● What is expected: Look for the string "media" and copy every line that has it.

========================================

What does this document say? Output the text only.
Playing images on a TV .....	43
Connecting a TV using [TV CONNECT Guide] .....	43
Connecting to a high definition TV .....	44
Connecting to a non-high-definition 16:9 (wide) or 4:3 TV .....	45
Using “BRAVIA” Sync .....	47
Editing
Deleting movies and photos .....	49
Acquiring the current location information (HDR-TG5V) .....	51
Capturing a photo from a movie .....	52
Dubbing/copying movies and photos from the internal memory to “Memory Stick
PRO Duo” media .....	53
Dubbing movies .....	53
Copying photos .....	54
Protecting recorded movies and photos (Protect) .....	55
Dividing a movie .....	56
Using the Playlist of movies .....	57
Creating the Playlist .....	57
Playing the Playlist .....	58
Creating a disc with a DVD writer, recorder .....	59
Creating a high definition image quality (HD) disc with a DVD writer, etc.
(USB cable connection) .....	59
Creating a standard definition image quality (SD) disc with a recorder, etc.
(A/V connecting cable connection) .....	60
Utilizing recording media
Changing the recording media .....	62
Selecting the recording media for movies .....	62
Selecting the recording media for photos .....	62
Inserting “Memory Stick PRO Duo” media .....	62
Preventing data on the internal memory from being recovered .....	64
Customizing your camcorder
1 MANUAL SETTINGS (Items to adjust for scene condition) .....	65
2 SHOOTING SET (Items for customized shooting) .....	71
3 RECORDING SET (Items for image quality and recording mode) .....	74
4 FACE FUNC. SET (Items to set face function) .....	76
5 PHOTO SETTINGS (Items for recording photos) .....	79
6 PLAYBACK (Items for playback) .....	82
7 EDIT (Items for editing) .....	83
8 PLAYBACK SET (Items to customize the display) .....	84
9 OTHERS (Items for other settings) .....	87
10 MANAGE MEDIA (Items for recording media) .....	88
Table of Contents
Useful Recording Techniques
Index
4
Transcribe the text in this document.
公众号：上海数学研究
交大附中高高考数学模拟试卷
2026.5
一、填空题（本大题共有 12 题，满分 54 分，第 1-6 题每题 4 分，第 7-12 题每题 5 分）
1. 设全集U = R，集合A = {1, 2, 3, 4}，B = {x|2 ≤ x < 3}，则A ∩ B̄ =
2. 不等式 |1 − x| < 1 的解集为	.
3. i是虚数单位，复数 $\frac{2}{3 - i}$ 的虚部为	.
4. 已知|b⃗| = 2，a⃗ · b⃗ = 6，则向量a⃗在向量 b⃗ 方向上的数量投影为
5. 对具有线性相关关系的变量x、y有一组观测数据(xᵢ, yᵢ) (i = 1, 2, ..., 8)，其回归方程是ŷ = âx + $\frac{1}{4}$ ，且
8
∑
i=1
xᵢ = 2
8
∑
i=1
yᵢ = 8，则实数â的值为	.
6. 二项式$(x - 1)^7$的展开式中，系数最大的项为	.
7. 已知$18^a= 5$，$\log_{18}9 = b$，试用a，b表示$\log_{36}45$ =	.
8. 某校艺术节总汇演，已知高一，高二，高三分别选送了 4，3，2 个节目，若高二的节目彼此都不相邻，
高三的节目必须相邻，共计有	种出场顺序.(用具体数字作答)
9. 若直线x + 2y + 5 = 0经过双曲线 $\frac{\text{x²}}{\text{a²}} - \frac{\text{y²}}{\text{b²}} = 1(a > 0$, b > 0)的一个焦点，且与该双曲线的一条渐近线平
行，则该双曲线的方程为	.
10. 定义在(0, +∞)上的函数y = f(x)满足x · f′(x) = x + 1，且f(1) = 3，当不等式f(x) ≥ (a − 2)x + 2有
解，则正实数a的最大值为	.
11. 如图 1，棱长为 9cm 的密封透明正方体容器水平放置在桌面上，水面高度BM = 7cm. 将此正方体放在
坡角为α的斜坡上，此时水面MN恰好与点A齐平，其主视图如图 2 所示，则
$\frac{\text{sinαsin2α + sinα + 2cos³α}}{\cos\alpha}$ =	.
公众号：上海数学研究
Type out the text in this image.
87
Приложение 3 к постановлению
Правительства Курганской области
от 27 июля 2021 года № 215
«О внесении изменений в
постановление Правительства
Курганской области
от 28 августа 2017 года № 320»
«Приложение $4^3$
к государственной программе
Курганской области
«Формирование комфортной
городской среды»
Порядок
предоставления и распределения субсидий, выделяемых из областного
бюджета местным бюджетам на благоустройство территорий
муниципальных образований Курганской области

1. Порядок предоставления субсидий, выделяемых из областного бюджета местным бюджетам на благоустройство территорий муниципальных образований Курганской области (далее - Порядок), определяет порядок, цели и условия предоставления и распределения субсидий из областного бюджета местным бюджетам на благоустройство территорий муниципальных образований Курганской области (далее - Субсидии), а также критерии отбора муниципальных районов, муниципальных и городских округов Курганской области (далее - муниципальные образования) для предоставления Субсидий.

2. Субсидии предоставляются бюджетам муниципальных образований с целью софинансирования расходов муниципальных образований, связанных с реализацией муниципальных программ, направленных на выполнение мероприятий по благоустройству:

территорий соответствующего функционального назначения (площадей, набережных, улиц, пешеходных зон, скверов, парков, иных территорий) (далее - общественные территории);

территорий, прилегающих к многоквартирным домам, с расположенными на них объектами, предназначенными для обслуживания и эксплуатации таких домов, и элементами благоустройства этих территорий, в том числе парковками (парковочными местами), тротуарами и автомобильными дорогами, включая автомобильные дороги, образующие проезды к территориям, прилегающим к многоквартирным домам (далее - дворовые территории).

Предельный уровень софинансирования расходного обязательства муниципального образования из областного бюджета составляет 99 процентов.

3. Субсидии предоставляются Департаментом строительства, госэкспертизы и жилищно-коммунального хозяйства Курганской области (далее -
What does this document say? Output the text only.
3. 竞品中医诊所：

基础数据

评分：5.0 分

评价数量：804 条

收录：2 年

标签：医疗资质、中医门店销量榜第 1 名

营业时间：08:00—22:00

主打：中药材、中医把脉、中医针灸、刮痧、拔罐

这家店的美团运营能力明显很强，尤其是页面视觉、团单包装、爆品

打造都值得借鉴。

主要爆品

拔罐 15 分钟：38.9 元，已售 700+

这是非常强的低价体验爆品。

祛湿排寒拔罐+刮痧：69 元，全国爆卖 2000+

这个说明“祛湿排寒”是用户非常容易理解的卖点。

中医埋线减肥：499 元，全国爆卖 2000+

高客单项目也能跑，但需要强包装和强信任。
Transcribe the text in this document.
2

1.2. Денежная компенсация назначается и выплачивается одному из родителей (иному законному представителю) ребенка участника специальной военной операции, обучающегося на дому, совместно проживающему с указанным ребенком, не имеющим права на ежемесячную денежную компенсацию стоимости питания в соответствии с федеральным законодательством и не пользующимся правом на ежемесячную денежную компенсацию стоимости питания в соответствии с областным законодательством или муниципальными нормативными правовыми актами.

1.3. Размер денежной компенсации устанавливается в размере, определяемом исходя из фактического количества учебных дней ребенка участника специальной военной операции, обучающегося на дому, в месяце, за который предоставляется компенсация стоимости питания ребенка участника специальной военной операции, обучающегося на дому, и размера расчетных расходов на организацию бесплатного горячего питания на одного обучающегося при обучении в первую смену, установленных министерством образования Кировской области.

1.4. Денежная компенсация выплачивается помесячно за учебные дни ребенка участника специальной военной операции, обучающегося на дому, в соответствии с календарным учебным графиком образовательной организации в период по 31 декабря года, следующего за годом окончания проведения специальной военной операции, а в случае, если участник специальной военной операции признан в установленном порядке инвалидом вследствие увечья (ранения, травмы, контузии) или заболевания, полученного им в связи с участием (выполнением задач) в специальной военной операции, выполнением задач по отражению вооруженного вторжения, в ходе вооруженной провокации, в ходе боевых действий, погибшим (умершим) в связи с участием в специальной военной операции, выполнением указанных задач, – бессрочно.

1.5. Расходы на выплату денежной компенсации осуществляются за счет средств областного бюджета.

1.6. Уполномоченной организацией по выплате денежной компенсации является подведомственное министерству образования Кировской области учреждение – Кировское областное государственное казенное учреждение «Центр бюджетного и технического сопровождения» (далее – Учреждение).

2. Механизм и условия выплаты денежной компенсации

========================================

● Output of the task:
PRO Duo” media .....	53
Utilizing recording media
Changing the recording media .....	62
Selecting the recording media for movies .....	62
Selecting the recording media for photos .....	62
Inserting “Memory Stick PRO Duo” media .....	62
10 MANAGE MEDIA (Items for recording media) .....	88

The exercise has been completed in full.